■ **TASK GOAL**: Gather all lines from the material that contain "JSON".
-- BEGIN MATERIAL PROVIDED --
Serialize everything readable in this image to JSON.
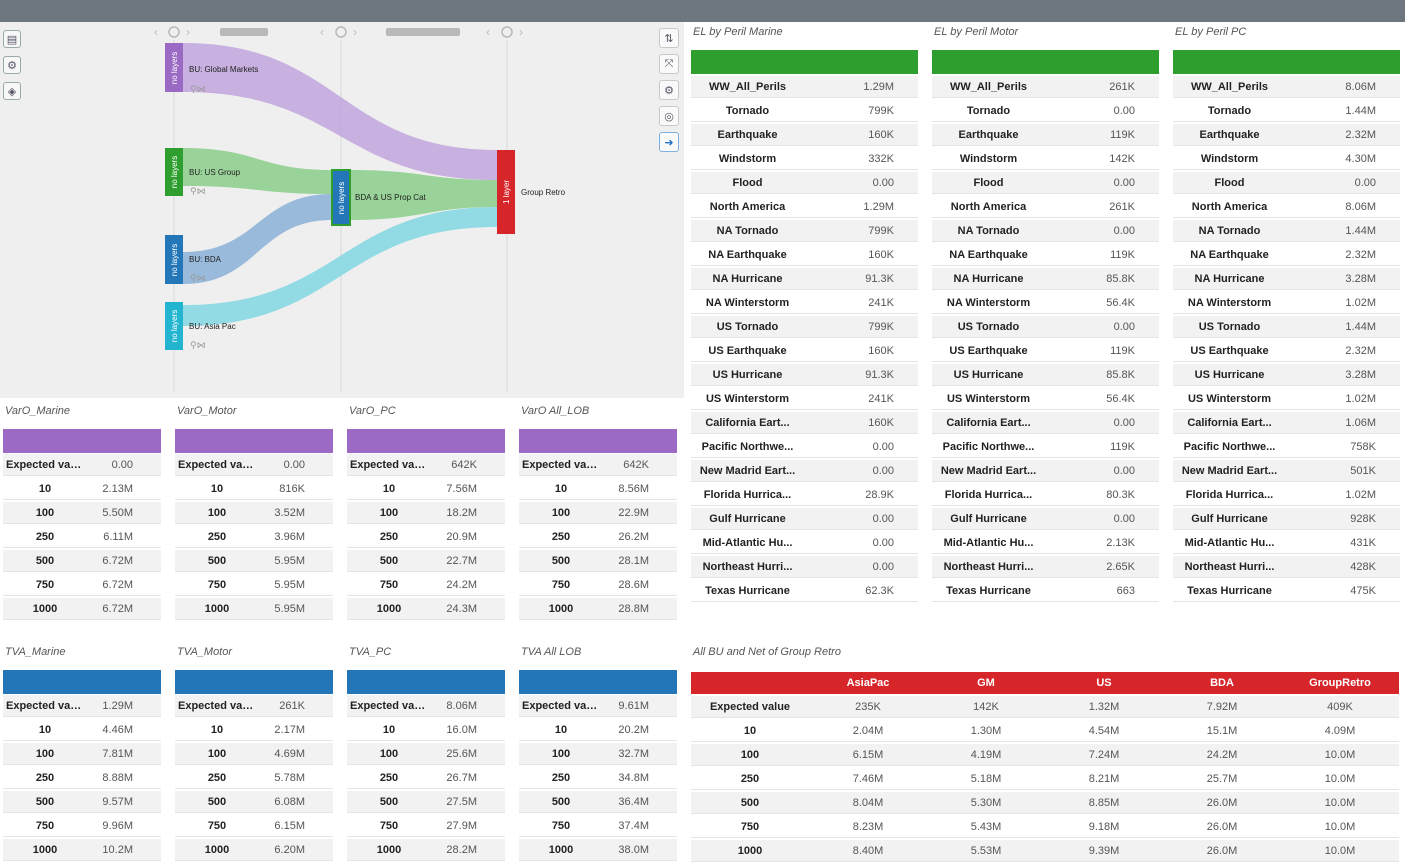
{
  "colors": {
    "purple": "#9a6ac4",
    "green": "#2e9f2e",
    "blue": "#2377b8",
    "red": "#d6262a",
    "cyan": "#23b5cf"
  },
  "flow": {
    "nodes": {
      "gm": {
        "side": "no layers",
        "label": "BU: Global Markets"
      },
      "us": {
        "side": "no layers",
        "label": "BU: US Group"
      },
      "bda": {
        "side": "no layers",
        "label": "BU: BDA"
      },
      "ap": {
        "side": "no layers",
        "label": "BU: Asia Pac"
      },
      "mid": {
        "side": "no layers",
        "label": "BDA & US Prop Cat"
      },
      "retro": {
        "side": "1 layer",
        "label": "Group Retro"
      }
    }
  },
  "el_tables": [
    {
      "title": "EL by Peril Marine",
      "rows": [
        {
          "label": "WW_All_Perils",
          "value": "1.29M"
        },
        {
          "label": "Tornado",
          "value": "799K"
        },
        {
          "label": "Earthquake",
          "value": "160K"
        },
        {
          "label": "Windstorm",
          "value": "332K"
        },
        {
          "label": "Flood",
          "value": "0.00"
        },
        {
          "label": "North America",
          "value": "1.29M"
        },
        {
          "label": "NA Tornado",
          "value": "799K"
        },
        {
          "label": "NA Earthquake",
          "value": "160K"
        },
        {
          "label": "NA Hurricane",
          "value": "91.3K"
        },
        {
          "label": "NA Winterstorm",
          "value": "241K"
        },
        {
          "label": "US Tornado",
          "value": "799K"
        },
        {
          "label": "US Earthquake",
          "value": "160K"
        },
        {
          "label": "US Hurricane",
          "value": "91.3K"
        },
        {
          "label": "US Winterstorm",
          "value": "241K"
        },
        {
          "label": "California Eart...",
          "value": "160K"
        },
        {
          "label": "Pacific Northwe...",
          "value": "0.00"
        },
        {
          "label": "New Madrid Eart...",
          "value": "0.00"
        },
        {
          "label": "Florida Hurrica...",
          "value": "28.9K"
        },
        {
          "label": "Gulf Hurricane",
          "value": "0.00"
        },
        {
          "label": "Mid-Atlantic Hu...",
          "value": "0.00"
        },
        {
          "label": "Northeast Hurri...",
          "value": "0.00"
        },
        {
          "label": "Texas Hurricane",
          "value": "62.3K"
        }
      ]
    },
    {
      "title": "EL by Peril Motor",
      "rows": [
        {
          "label": "WW_All_Perils",
          "value": "261K"
        },
        {
          "label": "Tornado",
          "value": "0.00"
        },
        {
          "label": "Earthquake",
          "value": "119K"
        },
        {
          "label": "Windstorm",
          "value": "142K"
        },
        {
          "label": "Flood",
          "value": "0.00"
        },
        {
          "label": "North America",
          "value": "261K"
        },
        {
          "label": "NA Tornado",
          "value": "0.00"
        },
        {
          "label": "NA Earthquake",
          "value": "119K"
        },
        {
          "label": "NA Hurricane",
          "value": "85.8K"
        },
        {
          "label": "NA Winterstorm",
          "value": "56.4K"
        },
        {
          "label": "US Tornado",
          "value": "0.00"
        },
        {
          "label": "US Earthquake",
          "value": "119K"
        },
        {
          "label": "US Hurricane",
          "value": "85.8K"
        },
        {
          "label": "US Winterstorm",
          "value": "56.4K"
        },
        {
          "label": "California Eart...",
          "value": "0.00"
        },
        {
          "label": "Pacific Northwe...",
          "value": "119K"
        },
        {
          "label": "New Madrid Eart...",
          "value": "0.00"
        },
        {
          "label": "Florida Hurrica...",
          "value": "80.3K"
        },
        {
          "label": "Gulf Hurricane",
          "value": "0.00"
        },
        {
          "label": "Mid-Atlantic Hu...",
          "value": "2.13K"
        },
        {
          "label": "Northeast Hurri...",
          "value": "2.65K"
        },
        {
          "label": "Texas Hurricane",
          "value": "663"
        }
      ]
    },
    {
      "title": "EL by Peril PC",
      "rows": [
        {
          "label": "WW_All_Perils",
          "value": "8.06M"
        },
        {
          "label": "Tornado",
          "value": "1.44M"
        },
        {
          "label": "Earthquake",
          "value": "2.32M"
        },
        {
          "label": "Windstorm",
          "value": "4.30M"
        },
        {
          "label": "Flood",
          "value": "0.00"
        },
        {
          "label": "North America",
          "value": "8.06M"
        },
        {
          "label": "NA Tornado",
          "value": "1.44M"
        },
        {
          "label": "NA Earthquake",
          "value": "2.32M"
        },
        {
          "label": "NA Hurricane",
          "value": "3.28M"
        },
        {
          "label": "NA Winterstorm",
          "value": "1.02M"
        },
        {
          "label": "US Tornado",
          "value": "1.44M"
        },
        {
          "label": "US Earthquake",
          "value": "2.32M"
        },
        {
          "label": "US Hurricane",
          "value": "3.28M"
        },
        {
          "label": "US Winterstorm",
          "value": "1.02M"
        },
        {
          "label": "California Eart...",
          "value": "1.06M"
        },
        {
          "label": "Pacific Northwe...",
          "value": "758K"
        },
        {
          "label": "New Madrid Eart...",
          "value": "501K"
        },
        {
          "label": "Florida Hurrica...",
          "value": "1.02M"
        },
        {
          "label": "Gulf Hurricane",
          "value": "928K"
        },
        {
          "label": "Mid-Atlantic Hu...",
          "value": "431K"
        },
        {
          "label": "Northeast Hurri...",
          "value": "428K"
        },
        {
          "label": "Texas Hurricane",
          "value": "475K"
        }
      ]
    }
  ],
  "var_tables": [
    {
      "title": "VarO_Marine",
      "rows": [
        {
          "label": "Expected value",
          "value": "0.00"
        },
        {
          "label": "10",
          "value": "2.13M"
        },
        {
          "label": "100",
          "value": "5.50M"
        },
        {
          "label": "250",
          "value": "6.11M"
        },
        {
          "label": "500",
          "value": "6.72M"
        },
        {
          "label": "750",
          "value": "6.72M"
        },
        {
          "label": "1000",
          "value": "6.72M"
        }
      ]
    },
    {
      "title": "VarO_Motor",
      "rows": [
        {
          "label": "Expected value",
          "value": "0.00"
        },
        {
          "label": "10",
          "value": "816K"
        },
        {
          "label": "100",
          "value": "3.52M"
        },
        {
          "label": "250",
          "value": "3.96M"
        },
        {
          "label": "500",
          "value": "5.95M"
        },
        {
          "label": "750",
          "value": "5.95M"
        },
        {
          "label": "1000",
          "value": "5.95M"
        }
      ]
    },
    {
      "title": "VarO_PC",
      "rows": [
        {
          "label": "Expected value",
          "value": "642K"
        },
        {
          "label": "10",
          "value": "7.56M"
        },
        {
          "label": "100",
          "value": "18.2M"
        },
        {
          "label": "250",
          "value": "20.9M"
        },
        {
          "label": "500",
          "value": "22.7M"
        },
        {
          "label": "750",
          "value": "24.2M"
        },
        {
          "label": "1000",
          "value": "24.3M"
        }
      ]
    },
    {
      "title": "VarO All_LOB",
      "rows": [
        {
          "label": "Expected value",
          "value": "642K"
        },
        {
          "label": "10",
          "value": "8.56M"
        },
        {
          "label": "100",
          "value": "22.9M"
        },
        {
          "label": "250",
          "value": "26.2M"
        },
        {
          "label": "500",
          "value": "28.1M"
        },
        {
          "label": "750",
          "value": "28.6M"
        },
        {
          "label": "1000",
          "value": "28.8M"
        }
      ]
    }
  ],
  "tva_tables": [
    {
      "title": "TVA_Marine",
      "rows": [
        {
          "label": "Expected value",
          "value": "1.29M"
        },
        {
          "label": "10",
          "value": "4.46M"
        },
        {
          "label": "100",
          "value": "7.81M"
        },
        {
          "label": "250",
          "value": "8.88M"
        },
        {
          "label": "500",
          "value": "9.57M"
        },
        {
          "label": "750",
          "value": "9.96M"
        },
        {
          "label": "1000",
          "value": "10.2M"
        }
      ]
    },
    {
      "title": "TVA_Motor",
      "rows": [
        {
          "label": "Expected value",
          "value": "261K"
        },
        {
          "label": "10",
          "value": "2.17M"
        },
        {
          "label": "100",
          "value": "4.69M"
        },
        {
          "label": "250",
          "value": "5.78M"
        },
        {
          "label": "500",
          "value": "6.08M"
        },
        {
          "label": "750",
          "value": "6.15M"
        },
        {
          "label": "1000",
          "value": "6.20M"
        }
      ]
    },
    {
      "title": "TVA_PC",
      "rows": [
        {
          "label": "Expected value",
          "value": "8.06M"
        },
        {
          "label": "10",
          "value": "16.0M"
        },
        {
          "label": "100",
          "value": "25.6M"
        },
        {
          "label": "250",
          "value": "26.7M"
        },
        {
          "label": "500",
          "value": "27.5M"
        },
        {
          "label": "750",
          "value": "27.9M"
        },
        {
          "label": "1000",
          "value": "28.2M"
        }
      ]
    },
    {
      "title": "TVA All LOB",
      "rows": [
        {
          "label": "Expected value",
          "value": "9.61M"
        },
        {
          "label": "10",
          "value": "20.2M"
        },
        {
          "label": "100",
          "value": "32.7M"
        },
        {
          "label": "250",
          "value": "34.8M"
        },
        {
          "label": "500",
          "value": "36.4M"
        },
        {
          "label": "750",
          "value": "37.4M"
        },
        {
          "label": "1000",
          "value": "38.0M"
        }
      ]
    }
  ],
  "all_bu": {
    "title": "All BU and Net of Group Retro",
    "columns": [
      "AsiaPac",
      "GM",
      "US",
      "BDA",
      "GroupRetro"
    ],
    "rows": [
      {
        "label": "Expected value",
        "values": [
          "235K",
          "142K",
          "1.32M",
          "7.92M",
          "409K"
        ]
      },
      {
        "label": "10",
        "values": [
          "2.04M",
          "1.30M",
          "4.54M",
          "15.1M",
          "4.09M"
        ]
      },
      {
        "label": "100",
        "values": [
          "6.15M",
          "4.19M",
          "7.24M",
          "24.2M",
          "10.0M"
        ]
      },
      {
        "label": "250",
        "values": [
          "7.46M",
          "5.18M",
          "8.21M",
          "25.7M",
          "10.0M"
        ]
      },
      {
        "label": "500",
        "values": [
          "8.04M",
          "5.30M",
          "8.85M",
          "26.0M",
          "10.0M"
        ]
      },
      {
        "label": "750",
        "values": [
          "8.23M",
          "5.43M",
          "9.18M",
          "26.0M",
          "10.0M"
        ]
      },
      {
        "label": "1000",
        "values": [
          "8.40M",
          "5.53M",
          "9.39M",
          "26.0M",
          "10.0M"
        ]
      }
    ]
  }
}
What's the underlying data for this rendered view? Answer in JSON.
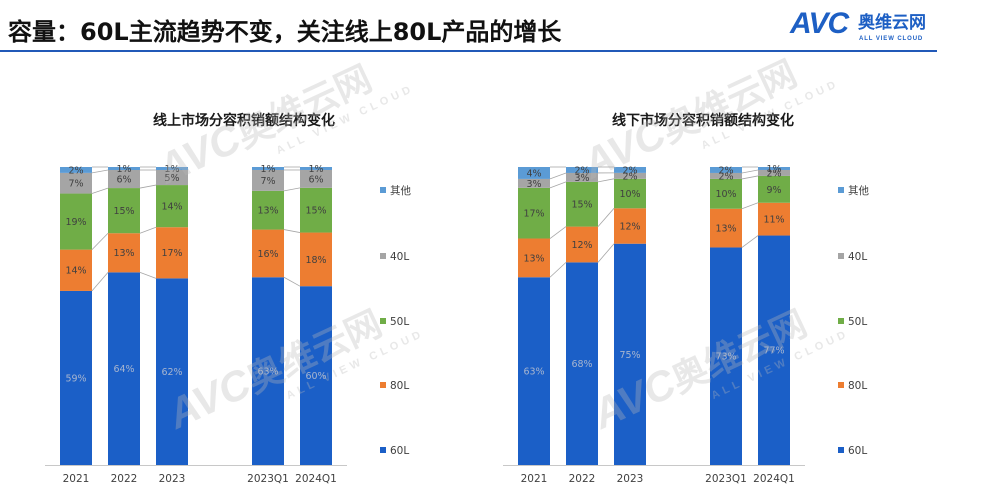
{
  "slide": {
    "title": "容量：60L主流趋势不变，关注线上80L产品的增长",
    "accent_color": "#2159b8"
  },
  "logo": {
    "mark": "AVC",
    "name": "奥维云网",
    "tagline": "ALL VIEW CLOUD",
    "color": "#1d5fc4"
  },
  "chart_data": [
    {
      "type": "bar",
      "stacking": "percent",
      "title": "线上市场分容积销额结构变化",
      "categories": [
        "2021",
        "2022",
        "2023",
        "2023Q1",
        "2024Q1"
      ],
      "value_suffix": "%",
      "ylim": [
        0,
        100
      ],
      "legend": "right",
      "grid": false,
      "series": [
        {
          "name": "60L",
          "color": "#1b5fc7",
          "values": [
            59,
            64,
            62,
            63,
            60
          ]
        },
        {
          "name": "80L",
          "color": "#ed7d31",
          "values": [
            14,
            13,
            17,
            16,
            18
          ]
        },
        {
          "name": "50L",
          "color": "#70ad47",
          "values": [
            19,
            15,
            14,
            13,
            15
          ]
        },
        {
          "name": "40L",
          "color": "#a5a5a5",
          "values": [
            7,
            6,
            5,
            7,
            6
          ]
        },
        {
          "name": "其他",
          "color": "#5b9bd5",
          "values": [
            2,
            1,
            1,
            1,
            1
          ]
        }
      ]
    },
    {
      "type": "bar",
      "stacking": "percent",
      "title": "线下市场分容积销额结构变化",
      "categories": [
        "2021",
        "2022",
        "2023",
        "2023Q1",
        "2024Q1"
      ],
      "value_suffix": "%",
      "ylim": [
        0,
        100
      ],
      "legend": "right",
      "grid": false,
      "series": [
        {
          "name": "60L",
          "color": "#1b5fc7",
          "values": [
            63,
            68,
            75,
            73,
            77
          ]
        },
        {
          "name": "80L",
          "color": "#ed7d31",
          "values": [
            13,
            12,
            12,
            13,
            11
          ]
        },
        {
          "name": "50L",
          "color": "#70ad47",
          "values": [
            17,
            15,
            10,
            10,
            9
          ]
        },
        {
          "name": "40L",
          "color": "#a5a5a5",
          "values": [
            3,
            3,
            2,
            2,
            2
          ]
        },
        {
          "name": "其他",
          "color": "#5b9bd5",
          "values": [
            4,
            2,
            2,
            2,
            1
          ]
        }
      ]
    }
  ]
}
-- END MATERIAL PROVIDED --
■ **EXERCISE SOLUTION**:
Serialize everything readable in this image to JSON.
What's the underlying data for this rendered view? Answer in JSON.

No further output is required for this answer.